[Problem to solve] Locate every line in the records below that contains the word "name", and copy each one.
----------------
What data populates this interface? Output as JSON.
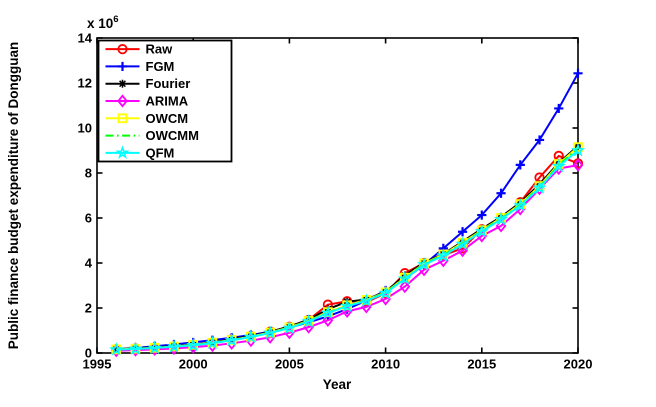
{
  "chart_data": {
    "type": "line",
    "title": "",
    "xlabel": "Year",
    "ylabel": "Public finance budget expenditure of Dongguan",
    "offset_label": {
      "base": "x 10",
      "exponent": "6"
    },
    "xlim": [
      1995,
      2020
    ],
    "ylim": [
      0,
      14
    ],
    "xticks": [
      "1995",
      "2000",
      "2005",
      "2010",
      "2015",
      "2020"
    ],
    "yticks": [
      "0",
      "2",
      "4",
      "6",
      "8",
      "10",
      "12",
      "14"
    ],
    "grid": false,
    "legend_position": "top-left",
    "axis_color": "#000000",
    "background_color": "#ffffff",
    "x": [
      1996,
      1997,
      1998,
      1999,
      2000,
      2001,
      2002,
      2003,
      2004,
      2005,
      2006,
      2007,
      2008,
      2009,
      2010,
      2011,
      2012,
      2013,
      2014,
      2015,
      2016,
      2017,
      2018,
      2019,
      2020
    ],
    "series": [
      {
        "name": "Raw",
        "color": "#ff0000",
        "marker": "circle",
        "line": "solid",
        "values": [
          0.17,
          0.2,
          0.24,
          0.29,
          0.36,
          0.47,
          0.6,
          0.75,
          0.95,
          1.17,
          1.47,
          2.15,
          2.3,
          2.27,
          2.65,
          3.55,
          4.0,
          4.35,
          4.65,
          5.5,
          6.0,
          6.7,
          7.8,
          8.76,
          8.43
        ]
      },
      {
        "name": "FGM",
        "color": "#0000ff",
        "marker": "plus",
        "line": "solid",
        "values": [
          0.15,
          0.22,
          0.3,
          0.38,
          0.47,
          0.57,
          0.68,
          0.8,
          0.95,
          1.13,
          1.36,
          1.63,
          1.95,
          2.33,
          2.78,
          3.3,
          3.92,
          4.65,
          5.39,
          6.13,
          7.1,
          8.36,
          9.47,
          10.87,
          12.43
        ]
      },
      {
        "name": "Fourier",
        "color": "#000000",
        "marker": "asterisk",
        "line": "solid",
        "values": [
          0.17,
          0.21,
          0.25,
          0.3,
          0.37,
          0.48,
          0.61,
          0.76,
          0.94,
          1.18,
          1.48,
          1.95,
          2.28,
          2.38,
          2.72,
          3.45,
          4.02,
          4.4,
          4.95,
          5.52,
          6.05,
          6.68,
          7.5,
          8.45,
          9.2
        ]
      },
      {
        "name": "ARIMA",
        "color": "#ff00ff",
        "marker": "diamond",
        "line": "solid",
        "values": [
          0.1,
          0.13,
          0.16,
          0.2,
          0.26,
          0.33,
          0.43,
          0.55,
          0.7,
          0.9,
          1.15,
          1.45,
          1.85,
          2.05,
          2.4,
          2.95,
          3.7,
          4.1,
          4.55,
          5.2,
          5.65,
          6.4,
          7.3,
          8.2,
          8.35
        ]
      },
      {
        "name": "OWCM",
        "color": "#ffff00",
        "marker": "square",
        "line": "solid",
        "values": [
          0.16,
          0.19,
          0.23,
          0.29,
          0.36,
          0.46,
          0.58,
          0.73,
          0.91,
          1.14,
          1.43,
          1.82,
          2.12,
          2.36,
          2.7,
          3.35,
          3.98,
          4.38,
          4.9,
          5.46,
          6.0,
          6.62,
          7.42,
          8.4,
          9.15
        ]
      },
      {
        "name": "OWCMM",
        "color": "#00ff00",
        "marker": "none",
        "line": "dashdot",
        "values": [
          0.16,
          0.19,
          0.23,
          0.28,
          0.35,
          0.45,
          0.57,
          0.72,
          0.9,
          1.12,
          1.41,
          1.8,
          2.1,
          2.34,
          2.68,
          3.32,
          3.96,
          4.35,
          4.87,
          5.43,
          5.97,
          6.58,
          7.38,
          8.35,
          9.1
        ]
      },
      {
        "name": "QFM",
        "color": "#00ffff",
        "marker": "pentagram",
        "line": "solid",
        "values": [
          0.15,
          0.18,
          0.22,
          0.28,
          0.34,
          0.44,
          0.56,
          0.71,
          0.89,
          1.11,
          1.4,
          1.78,
          2.08,
          2.32,
          2.66,
          3.3,
          3.93,
          4.32,
          4.84,
          5.4,
          5.94,
          6.55,
          7.34,
          8.3,
          9.0
        ]
      }
    ]
  }
}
----------------
[Answer for the task]
        "name": "Raw",
        "name": "FGM",
        "name": "Fourier",
        "name": "ARIMA",
        "name": "OWCM",
        "name": "OWCMM",
        "name": "QFM",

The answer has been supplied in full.